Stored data
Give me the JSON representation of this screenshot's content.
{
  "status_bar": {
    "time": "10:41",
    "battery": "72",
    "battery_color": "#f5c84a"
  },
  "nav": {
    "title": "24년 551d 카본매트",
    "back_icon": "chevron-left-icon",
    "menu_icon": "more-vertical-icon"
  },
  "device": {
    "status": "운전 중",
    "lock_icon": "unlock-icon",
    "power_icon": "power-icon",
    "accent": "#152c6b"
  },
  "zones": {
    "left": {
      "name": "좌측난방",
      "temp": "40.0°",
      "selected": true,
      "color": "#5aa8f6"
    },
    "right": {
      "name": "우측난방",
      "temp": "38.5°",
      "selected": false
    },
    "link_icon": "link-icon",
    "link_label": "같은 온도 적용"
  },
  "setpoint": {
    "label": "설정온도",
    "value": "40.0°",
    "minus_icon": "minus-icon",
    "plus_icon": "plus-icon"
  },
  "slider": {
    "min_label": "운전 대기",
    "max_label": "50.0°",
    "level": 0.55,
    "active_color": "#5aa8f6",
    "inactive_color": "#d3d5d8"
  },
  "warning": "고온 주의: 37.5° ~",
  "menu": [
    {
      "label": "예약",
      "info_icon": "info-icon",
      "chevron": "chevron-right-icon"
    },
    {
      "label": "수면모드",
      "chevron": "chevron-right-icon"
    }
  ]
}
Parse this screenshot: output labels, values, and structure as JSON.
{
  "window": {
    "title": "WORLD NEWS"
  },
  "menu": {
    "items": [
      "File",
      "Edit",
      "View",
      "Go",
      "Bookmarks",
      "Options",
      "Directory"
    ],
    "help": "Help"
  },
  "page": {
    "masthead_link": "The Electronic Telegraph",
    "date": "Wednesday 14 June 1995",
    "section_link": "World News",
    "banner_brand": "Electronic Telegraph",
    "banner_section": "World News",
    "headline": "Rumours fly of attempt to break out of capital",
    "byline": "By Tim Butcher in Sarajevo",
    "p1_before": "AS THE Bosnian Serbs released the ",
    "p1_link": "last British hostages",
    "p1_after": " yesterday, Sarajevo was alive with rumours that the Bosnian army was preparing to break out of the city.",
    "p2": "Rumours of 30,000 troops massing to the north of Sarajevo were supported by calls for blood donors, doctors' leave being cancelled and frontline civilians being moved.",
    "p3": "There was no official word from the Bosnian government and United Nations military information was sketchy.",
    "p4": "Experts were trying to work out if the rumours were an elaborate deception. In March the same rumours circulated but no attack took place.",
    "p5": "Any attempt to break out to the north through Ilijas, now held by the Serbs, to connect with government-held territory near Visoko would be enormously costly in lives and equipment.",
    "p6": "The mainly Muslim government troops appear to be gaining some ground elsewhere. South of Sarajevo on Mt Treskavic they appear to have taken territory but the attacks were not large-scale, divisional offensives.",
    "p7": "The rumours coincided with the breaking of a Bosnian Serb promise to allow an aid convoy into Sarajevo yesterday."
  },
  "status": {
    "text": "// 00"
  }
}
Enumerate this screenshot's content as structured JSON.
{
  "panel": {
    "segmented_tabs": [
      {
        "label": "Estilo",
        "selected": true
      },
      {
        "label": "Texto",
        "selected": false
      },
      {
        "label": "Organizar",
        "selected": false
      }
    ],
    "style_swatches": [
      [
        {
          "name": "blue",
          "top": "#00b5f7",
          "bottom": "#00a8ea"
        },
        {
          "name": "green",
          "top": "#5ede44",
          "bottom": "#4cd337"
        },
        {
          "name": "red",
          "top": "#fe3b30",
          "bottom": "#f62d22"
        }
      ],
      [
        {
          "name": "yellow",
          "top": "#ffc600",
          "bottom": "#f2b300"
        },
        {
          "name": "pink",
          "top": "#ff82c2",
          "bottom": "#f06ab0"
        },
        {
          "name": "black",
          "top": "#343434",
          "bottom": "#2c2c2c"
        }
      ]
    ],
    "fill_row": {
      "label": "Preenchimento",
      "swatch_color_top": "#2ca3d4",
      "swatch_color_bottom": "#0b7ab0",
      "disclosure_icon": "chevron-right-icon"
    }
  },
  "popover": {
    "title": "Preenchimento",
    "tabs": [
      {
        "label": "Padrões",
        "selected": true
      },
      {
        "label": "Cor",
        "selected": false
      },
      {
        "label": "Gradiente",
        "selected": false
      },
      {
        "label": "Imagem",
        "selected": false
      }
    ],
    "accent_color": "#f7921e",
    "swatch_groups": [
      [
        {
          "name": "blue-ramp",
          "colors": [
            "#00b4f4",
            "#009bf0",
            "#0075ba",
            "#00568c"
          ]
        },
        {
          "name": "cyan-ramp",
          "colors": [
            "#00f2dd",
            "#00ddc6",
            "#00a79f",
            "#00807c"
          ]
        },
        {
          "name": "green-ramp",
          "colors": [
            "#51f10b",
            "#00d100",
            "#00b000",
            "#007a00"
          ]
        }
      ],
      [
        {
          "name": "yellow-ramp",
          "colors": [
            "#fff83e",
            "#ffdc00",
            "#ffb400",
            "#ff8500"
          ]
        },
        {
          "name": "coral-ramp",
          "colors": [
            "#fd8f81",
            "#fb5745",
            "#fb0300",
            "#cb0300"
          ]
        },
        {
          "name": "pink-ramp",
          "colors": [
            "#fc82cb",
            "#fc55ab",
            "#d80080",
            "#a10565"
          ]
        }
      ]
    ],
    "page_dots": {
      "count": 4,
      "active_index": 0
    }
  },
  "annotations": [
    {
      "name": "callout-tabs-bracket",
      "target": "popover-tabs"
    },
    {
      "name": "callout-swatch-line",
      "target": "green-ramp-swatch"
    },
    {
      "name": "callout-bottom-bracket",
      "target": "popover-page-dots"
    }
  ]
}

[Written instruction]: All of the material above needs to be retyped word for word.

[Solution to this exercise]:
Give me the JSON representation of this screenshot's content.
{
  "status_bar": {
    "time": "10:41",
    "battery": "72",
    "battery_color": "#f5c84a"
  },
  "nav": {
    "title": "24년 551d 카본매트",
    "back_icon": "chevron-left-icon",
    "menu_icon": "more-vertical-icon"
  },
  "device": {
    "status": "운전 중",
    "lock_icon": "unlock-icon",
    "power_icon": "power-icon",
    "accent": "#152c6b"
  },
  "zones": {
    "left": {
      "name": "좌측난방",
      "temp": "40.0°",
      "selected": true,
      "color": "#5aa8f6"
    },
    "right": {
      "name": "우측난방",
      "temp": "38.5°",
      "selected": false
    },
    "link_icon": "link-icon",
    "link_label": "같은 온도 적용"
  },
  "setpoint": {
    "label": "설정온도",
    "value": "40.0°",
    "minus_icon": "minus-icon",
    "plus_icon": "plus-icon"
  },
  "slider": {
    "min_label": "운전 대기",
    "max_label": "50.0°",
    "level": 0.55,
    "active_color": "#5aa8f6",
    "inactive_color": "#d3d5d8"
  },
  "warning": "고온 주의: 37.5° ~",
  "menu": [
    {
      "label": "예약",
      "info_icon": "info-icon",
      "chevron": "chevron-right-icon"
    },
    {
      "label": "수면모드",
      "chevron": "chevron-right-icon"
    }
  ]
}
Parse this screenshot: output labels, values, and structure as JSON.
{
  "window": {
    "title": "WORLD NEWS"
  },
  "menu": {
    "items": [
      "File",
      "Edit",
      "View",
      "Go",
      "Bookmarks",
      "Options",
      "Directory"
    ],
    "help": "Help"
  },
  "page": {
    "masthead_link": "The Electronic Telegraph",
    "date": "Wednesday 14 June 1995",
    "section_link": "World News",
    "banner_brand": "Electronic Telegraph",
    "banner_section": "World News",
    "headline": "Rumours fly of attempt to break out of capital",
    "byline": "By Tim Butcher in Sarajevo",
    "p1_before": "AS THE Bosnian Serbs released the ",
    "p1_link": "last British hostages",
    "p1_after": " yesterday, Sarajevo was alive with rumours that the Bosnian army was preparing to break out of the city.",
    "p2": "Rumours of 30,000 troops massing to the north of Sarajevo were supported by calls for blood donors, doctors' leave being cancelled and frontline civilians being moved.",
    "p3": "There was no official word from the Bosnian government and United Nations military information was sketchy.",
    "p4": "Experts were trying to work out if the rumours were an elaborate deception. In March the same rumours circulated but no attack took place.",
    "p5": "Any attempt to break out to the north through Ilijas, now held by the Serbs, to connect with government-held territory near Visoko would be enormously costly in lives and equipment.",
    "p6": "The mainly Muslim government troops appear to be gaining some ground elsewhere. South of Sarajevo on Mt Treskavic they appear to have taken territory but the attacks were not large-scale, divisional offensives.",
    "p7": "The rumours coincided with the breaking of a Bosnian Serb promise to allow an aid convoy into Sarajevo yesterday."
  },
  "status": {
    "text": "// 00"
  }
}
Enumerate this screenshot's content as structured JSON.
{
  "panel": {
    "segmented_tabs": [
      {
        "label": "Estilo",
        "selected": true
      },
      {
        "label": "Texto",
        "selected": false
      },
      {
        "label": "Organizar",
        "selected": false
      }
    ],
    "style_swatches": [
      [
        {
          "name": "blue",
          "top": "#00b5f7",
          "bottom": "#00a8ea"
        },
        {
          "name": "green",
          "top": "#5ede44",
          "bottom": "#4cd337"
        },
        {
          "name": "red",
          "top": "#fe3b30",
          "bottom": "#f62d22"
        }
      ],
      [
        {
          "name": "yellow",
          "top": "#ffc600",
          "bottom": "#f2b300"
        },
        {
          "name": "pink",
          "top": "#ff82c2",
          "bottom": "#f06ab0"
        },
        {
          "name": "black",
          "top": "#343434",
          "bottom": "#2c2c2c"
        }
      ]
    ],
    "fill_row": {
      "label": "Preenchimento",
      "swatch_color_top": "#2ca3d4",
      "swatch_color_bottom": "#0b7ab0",
      "disclosure_icon": "chevron-right-icon"
    }
  },
  "popover": {
    "title": "Preenchimento",
    "tabs": [
      {
        "label": "Padrões",
        "selected": true
      },
      {
        "label": "Cor",
        "selected": false
      },
      {
        "label": "Gradiente",
        "selected": false
      },
      {
        "label": "Imagem",
        "selected": false
      }
    ],
    "accent_color": "#f7921e",
    "swatch_groups": [
      [
        {
          "name": "blue-ramp",
          "colors": [
            "#00b4f4",
            "#009bf0",
            "#0075ba",
            "#00568c"
          ]
        },
        {
          "name": "cyan-ramp",
          "colors": [
            "#00f2dd",
            "#00ddc6",
            "#00a79f",
            "#00807c"
          ]
        },
        {
          "name": "green-ramp",
          "colors": [
            "#51f10b",
            "#00d100",
            "#00b000",
            "#007a00"
          ]
        }
      ],
      [
        {
          "name": "yellow-ramp",
          "colors": [
            "#fff83e",
            "#ffdc00",
            "#ffb400",
            "#ff8500"
          ]
        },
        {
          "name": "coral-ramp",
          "colors": [
            "#fd8f81",
            "#fb5745",
            "#fb0300",
            "#cb0300"
          ]
        },
        {
          "name": "pink-ramp",
          "colors": [
            "#fc82cb",
            "#fc55ab",
            "#d80080",
            "#a10565"
          ]
        }
      ]
    ],
    "page_dots": {
      "count": 4,
      "active_index": 0
    }
  },
  "annotations": [
    {
      "name": "callout-tabs-bracket",
      "target": "popover-tabs"
    },
    {
      "name": "callout-swatch-line",
      "target": "green-ramp-swatch"
    },
    {
      "name": "callout-bottom-bracket",
      "target": "popover-page-dots"
    }
  ]
}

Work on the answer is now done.